**What to produce**
List all lines of the data containing the word "ڪاري".

# Start of Supplied data

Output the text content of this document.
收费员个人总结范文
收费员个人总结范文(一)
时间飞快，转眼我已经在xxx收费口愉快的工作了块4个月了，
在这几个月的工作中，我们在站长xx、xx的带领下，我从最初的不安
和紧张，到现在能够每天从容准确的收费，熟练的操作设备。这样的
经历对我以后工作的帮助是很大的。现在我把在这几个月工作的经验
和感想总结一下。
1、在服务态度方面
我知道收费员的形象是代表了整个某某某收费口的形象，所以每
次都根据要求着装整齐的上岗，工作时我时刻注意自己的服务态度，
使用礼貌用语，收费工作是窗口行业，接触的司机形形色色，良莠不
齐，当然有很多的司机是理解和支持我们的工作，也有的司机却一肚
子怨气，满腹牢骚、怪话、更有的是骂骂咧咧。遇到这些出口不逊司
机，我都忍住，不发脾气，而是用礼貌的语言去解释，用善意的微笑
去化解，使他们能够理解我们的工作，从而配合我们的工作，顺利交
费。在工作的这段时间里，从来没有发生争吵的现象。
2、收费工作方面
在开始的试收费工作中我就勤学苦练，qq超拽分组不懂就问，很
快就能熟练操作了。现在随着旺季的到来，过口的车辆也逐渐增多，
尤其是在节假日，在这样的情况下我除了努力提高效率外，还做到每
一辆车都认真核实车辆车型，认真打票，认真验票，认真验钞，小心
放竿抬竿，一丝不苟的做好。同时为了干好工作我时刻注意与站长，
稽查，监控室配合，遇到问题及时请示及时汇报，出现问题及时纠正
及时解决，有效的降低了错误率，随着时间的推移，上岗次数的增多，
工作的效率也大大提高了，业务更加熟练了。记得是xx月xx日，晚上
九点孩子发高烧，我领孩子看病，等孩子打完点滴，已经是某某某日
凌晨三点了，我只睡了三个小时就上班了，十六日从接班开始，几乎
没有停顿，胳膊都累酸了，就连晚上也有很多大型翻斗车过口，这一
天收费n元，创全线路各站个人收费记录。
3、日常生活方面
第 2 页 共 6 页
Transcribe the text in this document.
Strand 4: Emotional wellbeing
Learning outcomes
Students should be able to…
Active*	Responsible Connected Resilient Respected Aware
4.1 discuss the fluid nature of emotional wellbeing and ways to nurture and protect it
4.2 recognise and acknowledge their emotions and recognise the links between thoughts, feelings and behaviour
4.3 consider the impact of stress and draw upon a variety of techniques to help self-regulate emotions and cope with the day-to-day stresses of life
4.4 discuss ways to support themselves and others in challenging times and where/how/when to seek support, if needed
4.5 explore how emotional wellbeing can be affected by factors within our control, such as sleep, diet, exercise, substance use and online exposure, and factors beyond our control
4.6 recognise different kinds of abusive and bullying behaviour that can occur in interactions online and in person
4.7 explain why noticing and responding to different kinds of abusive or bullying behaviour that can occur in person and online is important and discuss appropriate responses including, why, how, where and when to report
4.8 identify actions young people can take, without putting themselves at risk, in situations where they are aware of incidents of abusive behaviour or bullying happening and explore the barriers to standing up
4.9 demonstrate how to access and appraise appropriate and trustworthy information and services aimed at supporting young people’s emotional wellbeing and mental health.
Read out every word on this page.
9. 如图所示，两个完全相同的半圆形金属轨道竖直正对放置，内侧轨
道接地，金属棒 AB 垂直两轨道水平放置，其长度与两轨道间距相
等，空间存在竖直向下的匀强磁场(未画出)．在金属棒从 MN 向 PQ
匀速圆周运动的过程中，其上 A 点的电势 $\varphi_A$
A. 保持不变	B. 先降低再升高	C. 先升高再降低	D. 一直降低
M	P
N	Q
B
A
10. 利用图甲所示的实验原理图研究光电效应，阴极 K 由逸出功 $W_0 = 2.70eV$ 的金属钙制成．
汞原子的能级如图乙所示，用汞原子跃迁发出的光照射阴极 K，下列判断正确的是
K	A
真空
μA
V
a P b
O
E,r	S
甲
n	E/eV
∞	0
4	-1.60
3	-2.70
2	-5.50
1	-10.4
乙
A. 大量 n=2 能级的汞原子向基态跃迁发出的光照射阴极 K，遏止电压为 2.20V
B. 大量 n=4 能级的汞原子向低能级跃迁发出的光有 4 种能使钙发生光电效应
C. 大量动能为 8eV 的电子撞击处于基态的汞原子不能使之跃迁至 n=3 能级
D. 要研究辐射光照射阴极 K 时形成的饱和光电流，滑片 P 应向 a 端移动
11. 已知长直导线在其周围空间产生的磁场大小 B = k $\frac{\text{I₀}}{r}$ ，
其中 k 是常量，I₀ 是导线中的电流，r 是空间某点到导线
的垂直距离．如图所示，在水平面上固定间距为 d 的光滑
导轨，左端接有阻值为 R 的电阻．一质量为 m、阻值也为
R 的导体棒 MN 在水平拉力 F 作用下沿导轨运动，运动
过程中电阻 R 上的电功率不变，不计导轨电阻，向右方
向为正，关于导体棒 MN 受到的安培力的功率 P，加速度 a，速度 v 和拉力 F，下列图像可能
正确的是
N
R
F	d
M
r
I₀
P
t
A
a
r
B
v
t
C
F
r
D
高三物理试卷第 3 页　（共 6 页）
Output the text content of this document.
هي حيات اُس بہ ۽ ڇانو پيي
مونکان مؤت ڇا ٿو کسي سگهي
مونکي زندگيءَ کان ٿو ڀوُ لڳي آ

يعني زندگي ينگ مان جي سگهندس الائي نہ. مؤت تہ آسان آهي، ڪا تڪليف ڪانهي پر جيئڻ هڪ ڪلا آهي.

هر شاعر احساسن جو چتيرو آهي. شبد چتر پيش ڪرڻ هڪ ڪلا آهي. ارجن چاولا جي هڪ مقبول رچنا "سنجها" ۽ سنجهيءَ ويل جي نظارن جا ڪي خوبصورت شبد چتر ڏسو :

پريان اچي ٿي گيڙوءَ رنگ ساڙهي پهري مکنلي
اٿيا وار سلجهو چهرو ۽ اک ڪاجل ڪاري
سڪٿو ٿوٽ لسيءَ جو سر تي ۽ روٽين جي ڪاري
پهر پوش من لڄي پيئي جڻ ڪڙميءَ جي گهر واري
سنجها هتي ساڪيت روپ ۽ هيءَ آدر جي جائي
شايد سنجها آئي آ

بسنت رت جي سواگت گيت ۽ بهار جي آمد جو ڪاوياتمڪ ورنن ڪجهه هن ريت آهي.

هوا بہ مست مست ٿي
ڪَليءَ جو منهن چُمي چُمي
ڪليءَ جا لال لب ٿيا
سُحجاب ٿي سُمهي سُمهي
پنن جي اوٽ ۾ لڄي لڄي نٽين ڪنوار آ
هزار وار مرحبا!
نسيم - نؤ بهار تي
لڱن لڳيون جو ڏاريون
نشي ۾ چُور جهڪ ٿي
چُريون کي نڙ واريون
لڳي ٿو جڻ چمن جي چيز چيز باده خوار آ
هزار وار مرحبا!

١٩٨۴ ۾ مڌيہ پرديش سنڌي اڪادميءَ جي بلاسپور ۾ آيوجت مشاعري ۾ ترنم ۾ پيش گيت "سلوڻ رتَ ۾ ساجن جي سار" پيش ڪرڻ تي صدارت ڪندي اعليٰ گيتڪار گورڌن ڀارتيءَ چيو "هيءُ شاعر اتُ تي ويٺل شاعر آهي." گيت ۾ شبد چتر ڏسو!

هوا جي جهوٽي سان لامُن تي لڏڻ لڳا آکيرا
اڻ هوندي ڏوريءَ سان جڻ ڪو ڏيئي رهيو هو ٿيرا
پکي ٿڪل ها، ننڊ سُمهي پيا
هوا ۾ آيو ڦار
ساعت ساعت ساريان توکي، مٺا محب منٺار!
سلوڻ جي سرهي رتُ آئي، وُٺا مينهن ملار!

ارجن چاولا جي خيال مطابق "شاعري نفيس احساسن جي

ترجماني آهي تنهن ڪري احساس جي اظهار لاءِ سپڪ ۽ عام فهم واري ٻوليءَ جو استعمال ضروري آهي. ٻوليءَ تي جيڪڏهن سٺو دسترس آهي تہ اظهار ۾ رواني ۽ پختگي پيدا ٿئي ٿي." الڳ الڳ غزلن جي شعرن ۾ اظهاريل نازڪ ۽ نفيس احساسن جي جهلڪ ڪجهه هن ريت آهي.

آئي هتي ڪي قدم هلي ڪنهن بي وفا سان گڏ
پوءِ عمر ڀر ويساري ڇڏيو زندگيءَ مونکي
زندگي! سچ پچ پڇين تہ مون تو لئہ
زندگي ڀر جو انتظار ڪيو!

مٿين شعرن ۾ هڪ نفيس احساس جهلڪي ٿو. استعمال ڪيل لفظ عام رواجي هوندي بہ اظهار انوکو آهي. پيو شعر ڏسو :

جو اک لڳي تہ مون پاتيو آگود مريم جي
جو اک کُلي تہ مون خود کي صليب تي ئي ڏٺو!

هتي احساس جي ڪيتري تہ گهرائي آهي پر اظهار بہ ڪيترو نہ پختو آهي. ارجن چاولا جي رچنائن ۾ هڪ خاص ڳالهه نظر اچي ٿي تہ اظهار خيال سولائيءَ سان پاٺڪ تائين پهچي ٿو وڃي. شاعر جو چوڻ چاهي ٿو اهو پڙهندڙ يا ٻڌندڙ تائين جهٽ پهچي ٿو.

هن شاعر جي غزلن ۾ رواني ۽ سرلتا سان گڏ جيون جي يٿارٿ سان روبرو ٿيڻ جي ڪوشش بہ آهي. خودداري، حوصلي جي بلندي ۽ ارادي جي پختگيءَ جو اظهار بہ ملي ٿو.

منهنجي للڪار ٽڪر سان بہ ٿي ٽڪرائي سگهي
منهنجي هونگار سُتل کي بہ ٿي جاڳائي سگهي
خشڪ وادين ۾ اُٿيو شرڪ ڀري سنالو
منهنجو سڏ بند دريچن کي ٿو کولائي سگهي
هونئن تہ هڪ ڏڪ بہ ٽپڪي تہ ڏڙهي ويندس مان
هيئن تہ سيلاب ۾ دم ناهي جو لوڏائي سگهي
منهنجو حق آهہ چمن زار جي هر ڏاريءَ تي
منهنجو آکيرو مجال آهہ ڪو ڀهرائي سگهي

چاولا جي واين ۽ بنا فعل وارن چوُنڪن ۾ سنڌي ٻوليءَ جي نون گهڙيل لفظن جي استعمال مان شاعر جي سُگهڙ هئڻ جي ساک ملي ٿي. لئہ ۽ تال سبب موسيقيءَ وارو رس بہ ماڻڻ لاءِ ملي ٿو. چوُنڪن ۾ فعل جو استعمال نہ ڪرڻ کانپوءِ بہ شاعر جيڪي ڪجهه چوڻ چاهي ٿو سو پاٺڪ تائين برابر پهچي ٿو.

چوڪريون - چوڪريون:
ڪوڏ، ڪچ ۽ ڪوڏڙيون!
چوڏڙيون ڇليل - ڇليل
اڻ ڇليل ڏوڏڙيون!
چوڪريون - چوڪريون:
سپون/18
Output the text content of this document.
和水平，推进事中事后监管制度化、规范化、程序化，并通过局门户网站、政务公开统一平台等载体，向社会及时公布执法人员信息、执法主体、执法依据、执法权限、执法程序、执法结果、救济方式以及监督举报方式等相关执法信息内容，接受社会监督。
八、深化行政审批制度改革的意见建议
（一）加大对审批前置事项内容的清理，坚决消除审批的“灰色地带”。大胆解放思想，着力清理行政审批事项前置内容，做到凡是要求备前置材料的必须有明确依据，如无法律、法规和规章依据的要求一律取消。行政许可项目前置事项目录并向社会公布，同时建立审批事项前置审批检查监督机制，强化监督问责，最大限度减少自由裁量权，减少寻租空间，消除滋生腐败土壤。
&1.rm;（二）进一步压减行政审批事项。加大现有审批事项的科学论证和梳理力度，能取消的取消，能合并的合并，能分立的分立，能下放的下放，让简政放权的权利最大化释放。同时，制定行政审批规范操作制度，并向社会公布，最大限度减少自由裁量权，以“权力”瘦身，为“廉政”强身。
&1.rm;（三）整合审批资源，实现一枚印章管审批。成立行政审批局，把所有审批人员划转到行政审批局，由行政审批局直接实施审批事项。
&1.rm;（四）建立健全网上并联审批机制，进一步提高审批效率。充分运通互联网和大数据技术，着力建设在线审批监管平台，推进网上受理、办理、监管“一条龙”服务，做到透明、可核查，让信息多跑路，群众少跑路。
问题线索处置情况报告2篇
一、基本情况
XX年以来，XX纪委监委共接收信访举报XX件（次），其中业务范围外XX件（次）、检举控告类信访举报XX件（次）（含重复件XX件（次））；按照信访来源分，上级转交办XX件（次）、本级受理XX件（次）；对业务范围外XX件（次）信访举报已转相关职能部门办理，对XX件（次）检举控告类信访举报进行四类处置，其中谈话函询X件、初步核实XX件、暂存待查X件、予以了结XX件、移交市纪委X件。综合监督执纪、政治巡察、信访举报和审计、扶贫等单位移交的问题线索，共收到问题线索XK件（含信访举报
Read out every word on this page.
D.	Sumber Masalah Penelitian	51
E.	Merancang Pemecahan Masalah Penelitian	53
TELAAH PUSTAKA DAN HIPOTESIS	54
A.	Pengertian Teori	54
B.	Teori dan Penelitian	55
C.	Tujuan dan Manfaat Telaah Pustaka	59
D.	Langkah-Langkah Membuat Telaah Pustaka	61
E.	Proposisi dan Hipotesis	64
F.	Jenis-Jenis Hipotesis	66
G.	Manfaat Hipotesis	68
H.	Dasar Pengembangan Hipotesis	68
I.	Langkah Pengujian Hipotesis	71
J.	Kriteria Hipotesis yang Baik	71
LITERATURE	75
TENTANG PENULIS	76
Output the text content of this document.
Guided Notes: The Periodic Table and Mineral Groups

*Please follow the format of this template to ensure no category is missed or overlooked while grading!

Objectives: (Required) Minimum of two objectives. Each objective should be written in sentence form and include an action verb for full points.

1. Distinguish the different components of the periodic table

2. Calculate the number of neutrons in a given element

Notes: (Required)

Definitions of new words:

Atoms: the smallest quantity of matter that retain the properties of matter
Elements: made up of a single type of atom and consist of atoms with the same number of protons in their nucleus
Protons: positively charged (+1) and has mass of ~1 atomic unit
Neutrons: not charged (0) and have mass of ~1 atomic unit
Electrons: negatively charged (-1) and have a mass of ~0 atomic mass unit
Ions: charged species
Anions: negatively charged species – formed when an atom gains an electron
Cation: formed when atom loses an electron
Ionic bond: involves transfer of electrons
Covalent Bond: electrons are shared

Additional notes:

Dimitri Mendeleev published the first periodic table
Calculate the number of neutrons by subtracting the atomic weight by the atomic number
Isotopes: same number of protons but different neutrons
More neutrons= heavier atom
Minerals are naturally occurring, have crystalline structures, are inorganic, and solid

# End of Supplied data

**Solution to the problem**
اٿيا وار سلجهو چهرو ۽ اک ڪاجل ڪاري
سڪٿو ٿوٽ لسيءَ جو سر تي ۽ روٽين جي ڪاري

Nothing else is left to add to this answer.